◆ Parts of the exercise ◆
a – In the excerpt about C++ default member initializers, when does the quoted cppreference description say a default member initializer is used?
b – Carry on the excerpt about C++ default member initializers from the point where it stops.

+++ Excerpt provided

The description at https://en.cppreference.com/w/cpp/language/data_members
seems to corroborate this notion. It says there:

Non-static data members may be initialized in one of two ways:
...
2) Through a default member initializer, which is a brace or equals
initializer included in the member declaration and is used if the
member is omitted from the member initializer list of a constructor.

I can't find any other explanation of the meaning and behavior of default
member initializers. (If another behavior is explained somewhere, I can't
find it.)

All the above is find and dandy, except that the meaning of default member
initializers seems to be rather different with constructorless structs
(and classes, I suppose). Consider this:

//---------------------------------------------------------------------------
#include <iostream>

struct S1 { int a = 5, b = 15, c = 25; };
struct S2 { int a, b, c = 35; };
struct S3 { int a = 1, b, c = 3; };

int main()
{
S1 s1 = { 100 };
S2 s2 = { 200, 300 };
S3 s3 = { 400 };

std::cout << "s1 = { " << s1.a << ", " << s1.b << ", " << s1.c << " }\n"

++++++
+++ Records

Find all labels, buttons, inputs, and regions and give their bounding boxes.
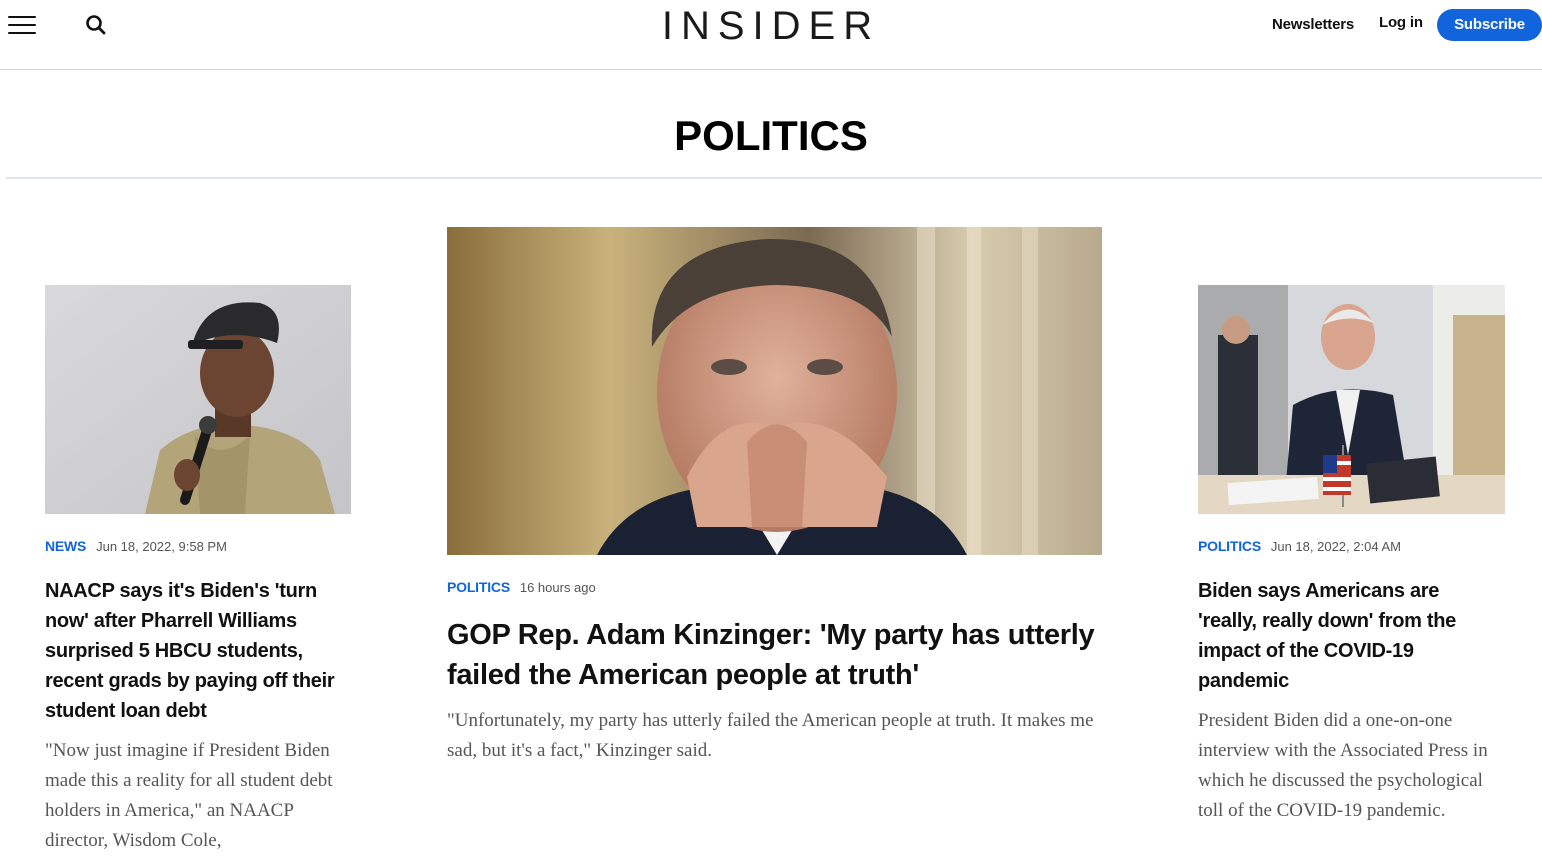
article-dek: President Biden did a one-on-one intervi… (1198, 710, 1488, 821)
site-logo[interactable]: INSIDER (662, 4, 880, 48)
login-link[interactable]: Log in (1379, 14, 1423, 31)
site-header: INSIDER Newsletters Log in Subscribe (0, 0, 1542, 70)
article-meta: POLITICS 16 hours ago (447, 579, 596, 595)
article-meta: POLITICS Jun 18, 2022, 2:04 AM (1198, 538, 1401, 554)
article-headline[interactable]: NAACP says it's Biden's 'turn now' after… (45, 576, 351, 726)
timestamp: Jun 18, 2022, 9:58 PM (96, 539, 227, 554)
article-headline[interactable]: GOP Rep. Adam Kinzinger: 'My party has u… (447, 615, 1107, 695)
section-divider (6, 177, 1542, 179)
search-icon[interactable] (84, 13, 108, 37)
vertical-tag[interactable]: POLITICS (1198, 538, 1261, 554)
hamburger-menu-icon[interactable] (8, 14, 36, 36)
timestamp: Jun 18, 2022, 2:04 AM (1270, 539, 1401, 554)
article-dek: "Unfortunately, my party has utterly fai… (447, 710, 1094, 761)
subscribe-button[interactable]: Subscribe (1437, 9, 1542, 41)
photo-man-at-desk-with-flag-icon (1198, 285, 1505, 514)
article-thumbnail[interactable] (1198, 285, 1505, 514)
article-thumbnail[interactable] (447, 227, 1102, 555)
timestamp: 16 hours ago (519, 580, 596, 595)
vertical-tag[interactable]: NEWS (45, 538, 86, 554)
photo-man-with-microphone-icon (45, 285, 351, 514)
photo-man-hands-clasped-icon (447, 227, 1102, 555)
newsletters-link[interactable]: Newsletters (1272, 16, 1354, 33)
page-title: POLITICS (674, 112, 868, 159)
article-dek: "Now just imagine if President Biden mad… (45, 740, 333, 851)
article-headline[interactable]: Biden says Americans are 'really, really… (1198, 576, 1498, 696)
article-thumbnail[interactable] (45, 285, 351, 514)
vertical-tag[interactable]: POLITICS (447, 579, 510, 595)
article-meta: NEWS Jun 18, 2022, 9:58 PM (45, 538, 227, 554)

++++++

◆ Answers for the exercise ◆
a – It is used when the member is omitted from the member initializer list of a constructor.

b –
<< "s2 = { " << s2.a << ", " << s2.b << ", " << s2.c << " }\n"
<< "s3 = { " << s3.a << ", " << s3.b << ", " << s3.c << " }\n";
}
//---------------------------------------------------------------------------

It behaves as you would expect it to behave. The members not specified in
the initialization of the variables get the specified default values. So
this is printed:

s1 = { 100, 15, 25 }
s2 = { 200, 300, 35 }
s3 = { 400, 0, 3 }

But how does that work, exactly? The structs have no user-declared
constructors, so where exactly are those default values being "put",
so to speak? How are the objects constructed from the initializater
lists? Does the compiler, like, create an implicitly constructor
for those structs, with three int parameters with the specified
default values? In other words, is for example S1 above equivalent to:

struct S1
{
int a, b, c;

S1(int ia = 5, int ib = 15, int ic = 25):
a(ia), b(ib), c(ic) {}
};

I think it can't be *completely* equivalent to that because gcc,
if you specify -Wextra, will issue a warning from the line:

S3 s3 = { 400 };

warning: missing initializer for member 'S3::b'

s3.b will be initialized to 0 (IIRC this is guaranteed), but gcc
will still give a warning (if enough warning flags are turned on).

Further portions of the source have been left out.